EXERCISE PROMPT: All of the lines below are to be printed again exactly; images are excluded from the output.

Stored data entries

begin

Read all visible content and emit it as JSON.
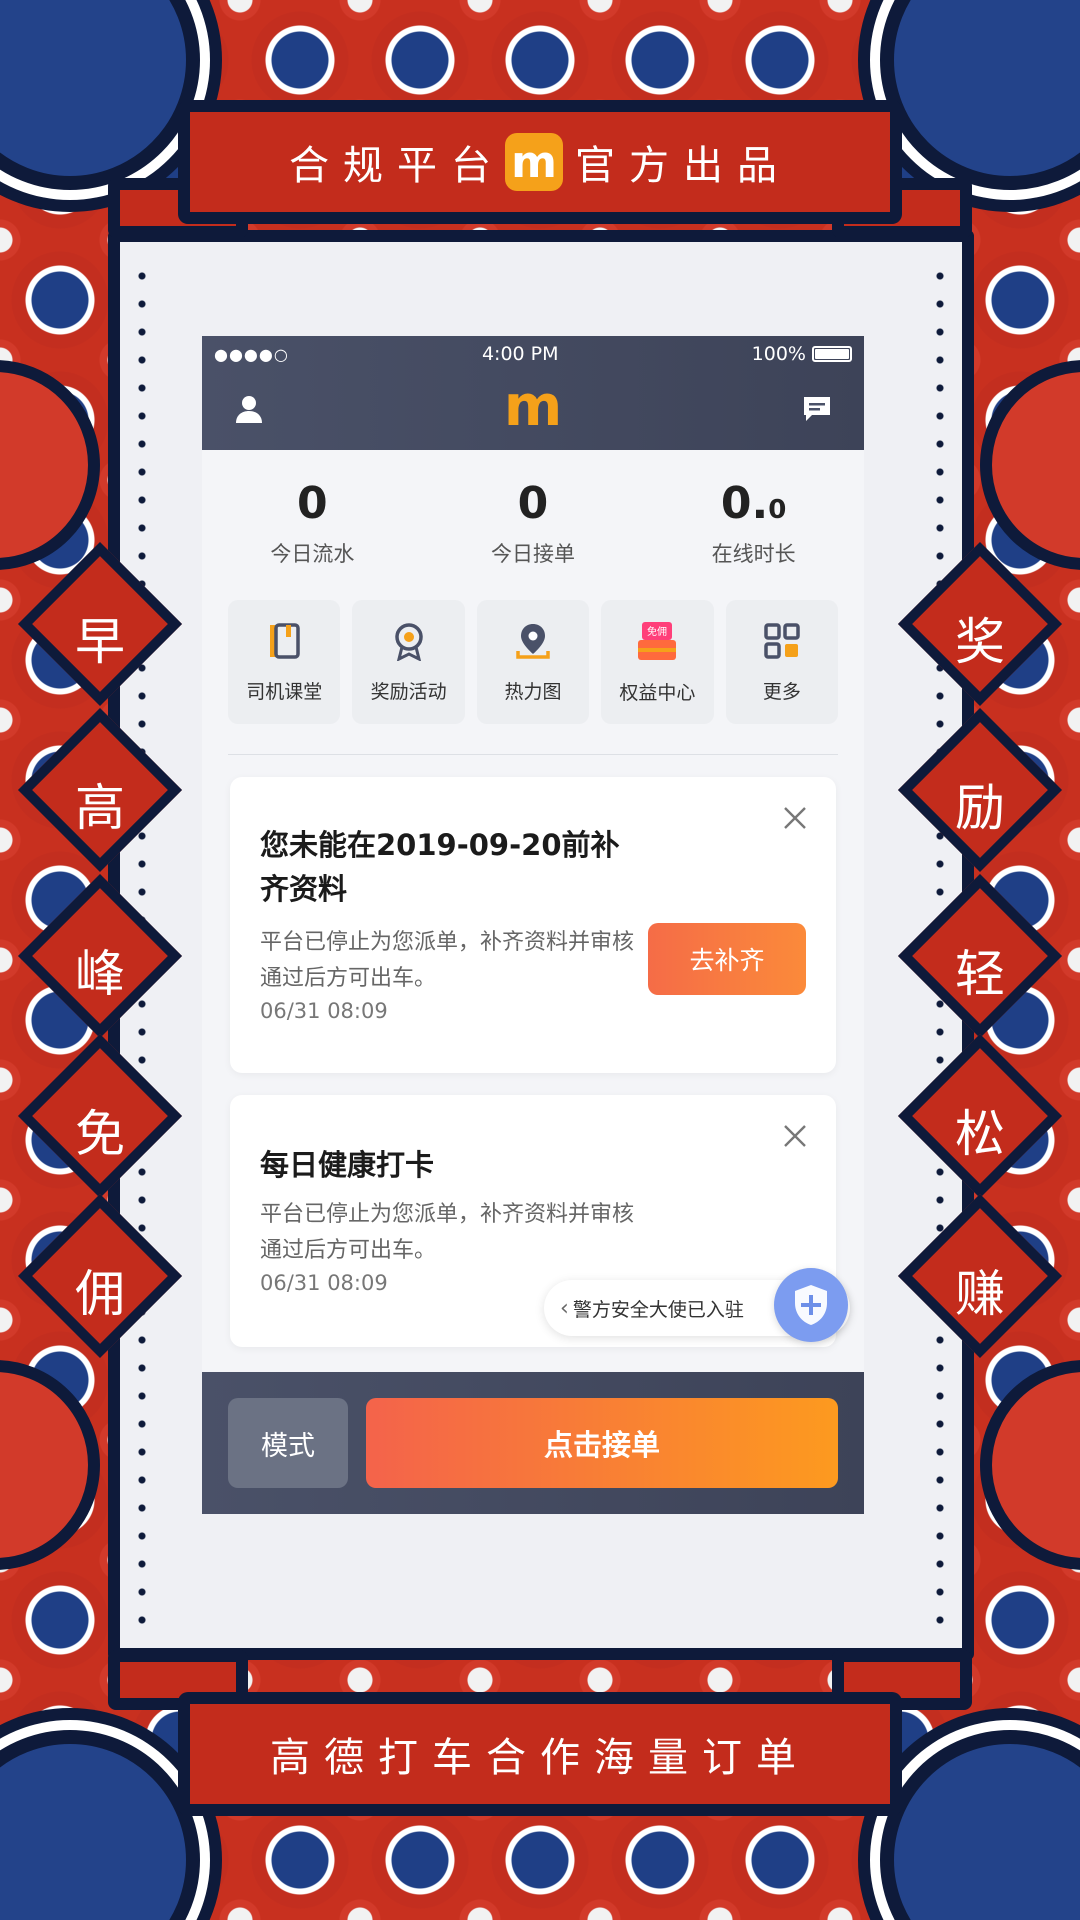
{
  "poster": {
    "top_banner_left": "合规平台",
    "top_banner_logo": "m",
    "top_banner_right": "官方出品",
    "bottom_banner": "高德打车合作海量订单",
    "left_chars": [
      "早",
      "高",
      "峰",
      "免",
      "佣"
    ],
    "right_chars": [
      "奖",
      "励",
      "轻",
      "松",
      "赚"
    ]
  },
  "status_bar": {
    "signal": "●●●●○",
    "time": "4:00 PM",
    "battery": "100%"
  },
  "nav": {
    "logo": "m",
    "left_icon": "user-icon",
    "right_icon": "message-icon"
  },
  "stats": [
    {
      "value": "0",
      "value_small": "",
      "label": "今日流水"
    },
    {
      "value": "0",
      "value_small": "",
      "label": "今日接单"
    },
    {
      "value": "0.",
      "value_small": "0",
      "label": "在线时长"
    }
  ],
  "shortcuts": [
    {
      "label": "司机课堂",
      "icon": "book-icon"
    },
    {
      "label": "奖励活动",
      "icon": "medal-icon"
    },
    {
      "label": "热力图",
      "icon": "location-pin-icon"
    },
    {
      "label": "权益中心",
      "icon": "gift-box-icon",
      "badge": "免佣"
    },
    {
      "label": "更多",
      "icon": "grid-icon"
    }
  ],
  "cards": [
    {
      "title": "您未能在2019-09-20前补齐资料",
      "body": "平台已停止为您派单，补齐资料并审核通过后方可出车。",
      "time": "06/31 08:09",
      "button": "去补齐"
    },
    {
      "title": "每日健康打卡",
      "body": "平台已停止为您派单，补齐资料并审核通过后方可出车。",
      "time": "06/31 08:09"
    }
  ],
  "police_pill": {
    "text": "警方安全大使已入驻"
  },
  "bottom": {
    "mode": "模式",
    "accept": "点击接单"
  },
  "colors": {
    "accent_orange": "#F5A11A",
    "button_gradient_start": "#F4634B",
    "button_gradient_end": "#FD9A1F",
    "banner_red": "#C32C1C",
    "frame_navy": "#0E1A3A",
    "topbar_slate": "#4A5168"
  }
}
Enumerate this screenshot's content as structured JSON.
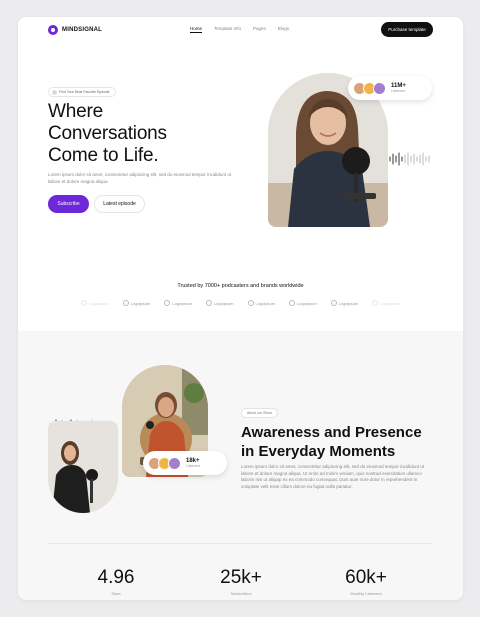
{
  "nav": {
    "brand": "MINDSIGNAL",
    "links": [
      "Home",
      "Template Info",
      "Pages",
      "Blogs"
    ],
    "cta": "Purchase template"
  },
  "hero": {
    "chip": "Find Your Most Favorite Episode",
    "title_lines": [
      "Where",
      "Conversations",
      "Come to Life."
    ],
    "description": "Lorem ipsum dolor sit amet, consectetur adipiscing elit, sed do eiusmod tempor incididunt ut labore et dolore magna aliqua.",
    "primary_button": "Subscribe",
    "secondary_button": "Latest episode",
    "listeners": {
      "count": "11M+",
      "label": "Listeners"
    }
  },
  "trusted": {
    "heading": "Trusted by 7000+ podcasters and brands worldwide",
    "logos": [
      "Logoipsum",
      "Logoipsum",
      "Logoipsum",
      "Logoipsum",
      "Logoipsum",
      "Logoipsum",
      "Logoipsum",
      "Logoipsum"
    ]
  },
  "about": {
    "chip": "About our Show",
    "title_lines": [
      "Awareness and Presence",
      "in Everyday Moments"
    ],
    "description": "Lorem ipsum dolor sit amet, consectetur adipiscing elit, sed do eiusmod tempor incididunt ut labore et dolore magna aliqua. Ut enim ad minim veniam, quis nostrud exercitation ullamco laboris nisi ut aliquip ex ea commodo consequat. Duis aute irure dolor in reprehenderit in voluptate velit esse cillum dolore eu fugiat nulla pariatur.",
    "listeners": {
      "count": "18k+",
      "label": "Listeners"
    },
    "stats": [
      {
        "value": "4.96",
        "label": "Stars"
      },
      {
        "value": "25k+",
        "label": "Subscribers"
      },
      {
        "value": "60k+",
        "label": "Monthly Listeners"
      }
    ]
  },
  "colors": {
    "accent": "#6d28d9",
    "dark": "#111111",
    "muted": "#888888",
    "section_bg": "#f7f7f8"
  },
  "icons": [
    "logo-mark-icon",
    "headphone-icon",
    "brand-logo-icon",
    "soundwave-icon"
  ]
}
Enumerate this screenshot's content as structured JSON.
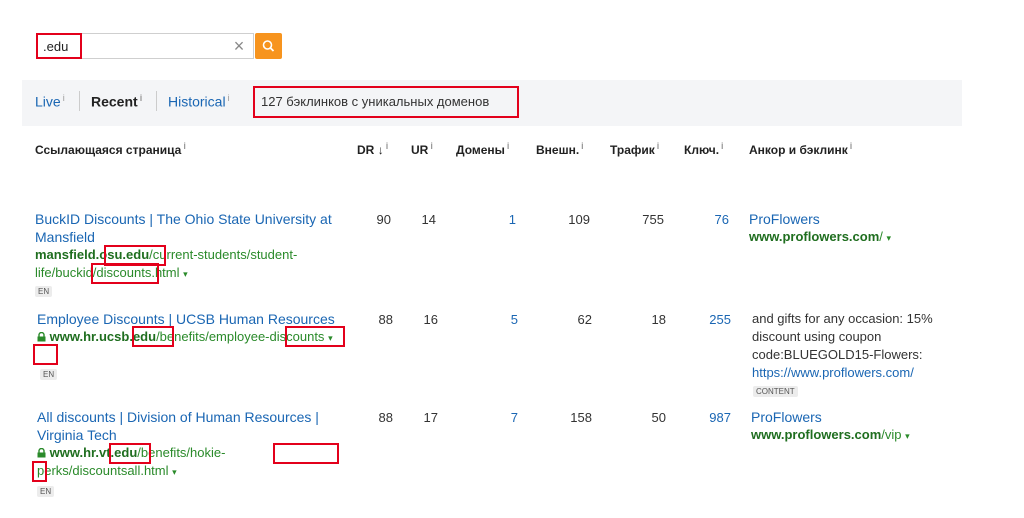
{
  "search": {
    "value": ".edu"
  },
  "tabs": {
    "live": "Live",
    "recent": "Recent",
    "historical": "Historical",
    "info": "i"
  },
  "summary": "127 бэклинков с уникальных доменов",
  "columns": {
    "page": "Ссылающаяся страница",
    "dr": "DR",
    "sort": "↓",
    "ur": "UR",
    "domains": "Домены",
    "external": "Внешн.",
    "traffic": "Трафик",
    "keywords": "Ключ.",
    "anchor": "Анкор и бэклинк",
    "info": "i"
  },
  "rows": [
    {
      "title": "BuckID Discounts | The Ohio State University at Mansfield",
      "url_host_a": "mansfield.osu",
      "url_host_b": ".edu",
      "url_path_a": "/current-students/student-life/buckid/",
      "url_path_b": "discounts",
      "url_path_c": ".html",
      "lang": "EN",
      "dr": "90",
      "ur": "14",
      "domains": "1",
      "external": "109",
      "traffic": "755",
      "keywords": "76",
      "anchor_title": "ProFlowers",
      "anchor_host": "www.proflowers.com",
      "anchor_path": "/"
    },
    {
      "title": "Employee Discounts | UCSB Human Resources",
      "url_host_a": "www.hr.ucsb",
      "url_host_b": ".edu",
      "url_path_a": "/benefits/employee-",
      "url_path_b": "discounts",
      "url_path_c": "",
      "lang": "EN",
      "dr": "88",
      "ur": "16",
      "domains": "5",
      "external": "62",
      "traffic": "18",
      "keywords": "255",
      "anchor_text": "and gifts for any occasion: 15% discount using coupon code:BLUEGOLD15-Flowers:",
      "anchor_link": "https://www.proflowers.com/",
      "content_badge": "CONTENT"
    },
    {
      "title": "All discounts | Division of Human Resources | Virginia Tech",
      "url_host_a": "www.hr.vt",
      "url_host_b": ".edu",
      "url_path_a": "/benefits/hokie-perks/",
      "url_path_b": "discounts",
      "url_path_c": "all.html",
      "lang": "EN",
      "dr": "88",
      "ur": "17",
      "domains": "7",
      "external": "158",
      "traffic": "50",
      "keywords": "987",
      "anchor_title": "ProFlowers",
      "anchor_host": "www.proflowers.com",
      "anchor_path": "/vip"
    }
  ],
  "icons": {
    "clear": "×",
    "caret": "▾",
    "lock": "lock-icon",
    "search": "search-icon"
  },
  "colors": {
    "highlight": "#e3001b",
    "link": "#1a66b3",
    "url": "#2a8a2a",
    "search_button": "#f7941e"
  }
}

end

FINAL RESULT:
Read all visible content and emit it as JSON.
{
  "poster": {
    "top_banner_left": "合规平台",
    "top_banner_logo": "m",
    "top_banner_right": "官方出品",
    "bottom_banner": "高德打车合作海量订单",
    "left_chars": [
      "早",
      "高",
      "峰",
      "免",
      "佣"
    ],
    "right_chars": [
      "奖",
      "励",
      "轻",
      "松",
      "赚"
    ]
  },
  "status_bar": {
    "signal": "●●●●○",
    "time": "4:00 PM",
    "battery": "100%"
  },
  "nav": {
    "logo": "m",
    "left_icon": "user-icon",
    "right_icon": "message-icon"
  },
  "stats": [
    {
      "value": "0",
      "value_small": "",
      "label": "今日流水"
    },
    {
      "value": "0",
      "value_small": "",
      "label": "今日接单"
    },
    {
      "value": "0.",
      "value_small": "0",
      "label": "在线时长"
    }
  ],
  "shortcuts": [
    {
      "label": "司机课堂",
      "icon": "book-icon"
    },
    {
      "label": "奖励活动",
      "icon": "medal-icon"
    },
    {
      "label": "热力图",
      "icon": "location-pin-icon"
    },
    {
      "label": "权益中心",
      "icon": "gift-box-icon",
      "badge": "免佣"
    },
    {
      "label": "更多",
      "icon": "grid-icon"
    }
  ],
  "cards": [
    {
      "title": "您未能在2019-09-20前补齐资料",
      "body": "平台已停止为您派单，补齐资料并审核通过后方可出车。",
      "time": "06/31 08:09",
      "button": "去补齐"
    },
    {
      "title": "每日健康打卡",
      "body": "平台已停止为您派单，补齐资料并审核通过后方可出车。",
      "time": "06/31 08:09"
    }
  ],
  "police_pill": {
    "text": "警方安全大使已入驻"
  },
  "bottom": {
    "mode": "模式",
    "accept": "点击接单"
  },
  "colors": {
    "accent_orange": "#F5A11A",
    "button_gradient_start": "#F4634B",
    "button_gradient_end": "#FD9A1F",
    "banner_red": "#C32C1C",
    "frame_navy": "#0E1A3A",
    "topbar_slate": "#4A5168"
  }
}
Enumerate this screenshot's content as structured JSON.
{
  "nav": {
    "brand": "MINDSIGNAL",
    "links": [
      "Home",
      "Template Info",
      "Pages",
      "Blogs"
    ],
    "cta": "Purchase template"
  },
  "hero": {
    "chip": "Find Your Most Favorite Episode",
    "title_lines": [
      "Where",
      "Conversations",
      "Come to Life."
    ],
    "description": "Lorem ipsum dolor sit amet, consectetur adipiscing elit, sed do eiusmod tempor incididunt ut labore et dolore magna aliqua.",
    "primary_button": "Subscribe",
    "secondary_button": "Latest episode",
    "listeners": {
      "count": "11M+",
      "label": "Listeners"
    }
  },
  "trusted": {
    "heading": "Trusted by 7000+ podcasters and brands worldwide",
    "logos": [
      "Logoipsum",
      "Logoipsum",
      "Logoipsum",
      "Logoipsum",
      "Logoipsum",
      "Logoipsum",
      "Logoipsum",
      "Logoipsum"
    ]
  },
  "about": {
    "chip": "About our Show",
    "title_lines": [
      "Awareness and Presence",
      "in Everyday Moments"
    ],
    "description": "Lorem ipsum dolor sit amet, consectetur adipiscing elit, sed do eiusmod tempor incididunt ut labore et dolore magna aliqua. Ut enim ad minim veniam, quis nostrud exercitation ullamco laboris nisi ut aliquip ex ea commodo consequat. Duis aute irure dolor in reprehenderit in voluptate velit esse cillum dolore eu fugiat nulla pariatur.",
    "listeners": {
      "count": "18k+",
      "label": "Listeners"
    },
    "stats": [
      {
        "value": "4.96",
        "label": "Stars"
      },
      {
        "value": "25k+",
        "label": "Subscribers"
      },
      {
        "value": "60k+",
        "label": "Monthly Listeners"
      }
    ]
  },
  "colors": {
    "accent": "#6d28d9",
    "dark": "#111111",
    "muted": "#888888",
    "section_bg": "#f7f7f8"
  },
  "icons": [
    "logo-mark-icon",
    "headphone-icon",
    "brand-logo-icon",
    "soundwave-icon"
  ]
}
Enumerate this screenshot's content as structured JSON.
{
  "search": {
    "value": ".edu"
  },
  "tabs": {
    "live": "Live",
    "recent": "Recent",
    "historical": "Historical",
    "info": "i"
  },
  "summary": "127 бэклинков с уникальных доменов",
  "columns": {
    "page": "Ссылающаяся страница",
    "dr": "DR",
    "sort": "↓",
    "ur": "UR",
    "domains": "Домены",
    "external": "Внешн.",
    "traffic": "Трафик",
    "keywords": "Ключ.",
    "anchor": "Анкор и бэклинк",
    "info": "i"
  },
  "rows": [
    {
      "title": "BuckID Discounts | The Ohio State University at Mansfield",
      "url_host_a": "mansfield.osu",
      "url_host_b": ".edu",
      "url_path_a": "/current-students/student-life/buckid/",
      "url_path_b": "discounts",
      "url_path_c": ".html",
      "lang": "EN",
      "dr": "90",
      "ur": "14",
      "domains": "1",
      "external": "109",
      "traffic": "755",
      "keywords": "76",
      "anchor_title": "ProFlowers",
      "anchor_host": "www.proflowers.com",
      "anchor_path": "/"
    },
    {
      "title": "Employee Discounts | UCSB Human Resources",
      "url_host_a": "www.hr.ucsb",
      "url_host_b": ".edu",
      "url_path_a": "/benefits/employee-",
      "url_path_b": "discounts",
      "url_path_c": "",
      "lang": "EN",
      "dr": "88",
      "ur": "16",
      "domains": "5",
      "external": "62",
      "traffic": "18",
      "keywords": "255",
      "anchor_text": "and gifts for any occasion: 15% discount using coupon code:BLUEGOLD15-Flowers:",
      "anchor_link": "https://www.proflowers.com/",
      "content_badge": "CONTENT"
    },
    {
      "title": "All discounts | Division of Human Resources | Virginia Tech",
      "url_host_a": "www.hr.vt",
      "url_host_b": ".edu",
      "url_path_a": "/benefits/hokie-perks/",
      "url_path_b": "discounts",
      "url_path_c": "all.html",
      "lang": "EN",
      "dr": "88",
      "ur": "17",
      "domains": "7",
      "external": "158",
      "traffic": "50",
      "keywords": "987",
      "anchor_title": "ProFlowers",
      "anchor_host": "www.proflowers.com",
      "anchor_path": "/vip"
    }
  ],
  "icons": {
    "clear": "×",
    "caret": "▾",
    "lock": "lock-icon",
    "search": "search-icon"
  },
  "colors": {
    "highlight": "#e3001b",
    "link": "#1a66b3",
    "url": "#2a8a2a",
    "search_button": "#f7941e"
  }
}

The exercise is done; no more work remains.